→ **Task statement**
Repeat, exactly and completely, the material that follows. Omit the pictures.
--- START Information supplied ---
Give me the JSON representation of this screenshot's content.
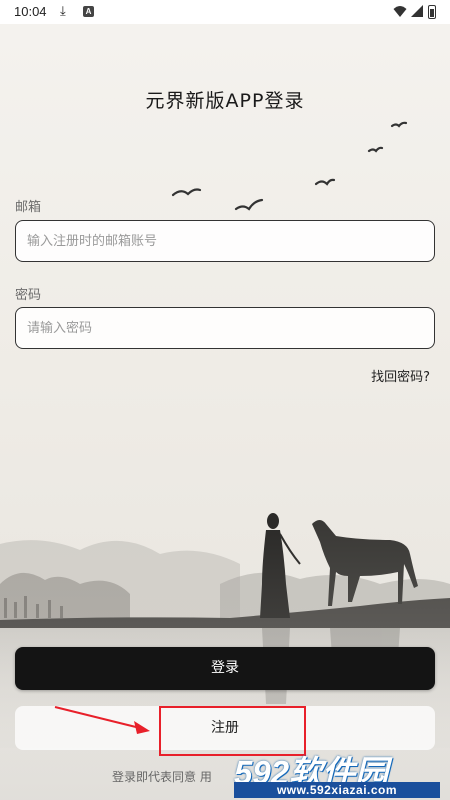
{
  "status_bar": {
    "time": "10:04",
    "icons": [
      "download-icon",
      "a-notification-icon",
      "wifi-icon",
      "signal-icon",
      "battery-icon"
    ]
  },
  "login": {
    "title": "元界新版APP登录",
    "email_label": "邮箱",
    "email_placeholder": "输入注册时的邮箱账号",
    "password_label": "密码",
    "password_placeholder": "请输入密码",
    "forgot_password": "找回密码?",
    "login_button": "登录",
    "register_button": "注册",
    "agreement_text": "登录即代表同意 用"
  },
  "watermark": {
    "brand": "592软件园",
    "url": "www.592xiazai.com"
  },
  "colors": {
    "primary_button": "#141414",
    "annotation": "#e8202a",
    "watermark_blue": "#1a4f9c"
  }
}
--- END Information supplied ---
→ **Exercise output**
Give me the JSON representation of this screenshot's content.
{
  "status_bar": {
    "time": "10:04",
    "icons": [
      "download-icon",
      "a-notification-icon",
      "wifi-icon",
      "signal-icon",
      "battery-icon"
    ]
  },
  "login": {
    "title": "元界新版APP登录",
    "email_label": "邮箱",
    "email_placeholder": "输入注册时的邮箱账号",
    "password_label": "密码",
    "password_placeholder": "请输入密码",
    "forgot_password": "找回密码?",
    "login_button": "登录",
    "register_button": "注册",
    "agreement_text": "登录即代表同意 用"
  },
  "watermark": {
    "brand": "592软件园",
    "url": "www.592xiazai.com"
  },
  "colors": {
    "primary_button": "#141414",
    "annotation": "#e8202a",
    "watermark_blue": "#1a4f9c"
  }
}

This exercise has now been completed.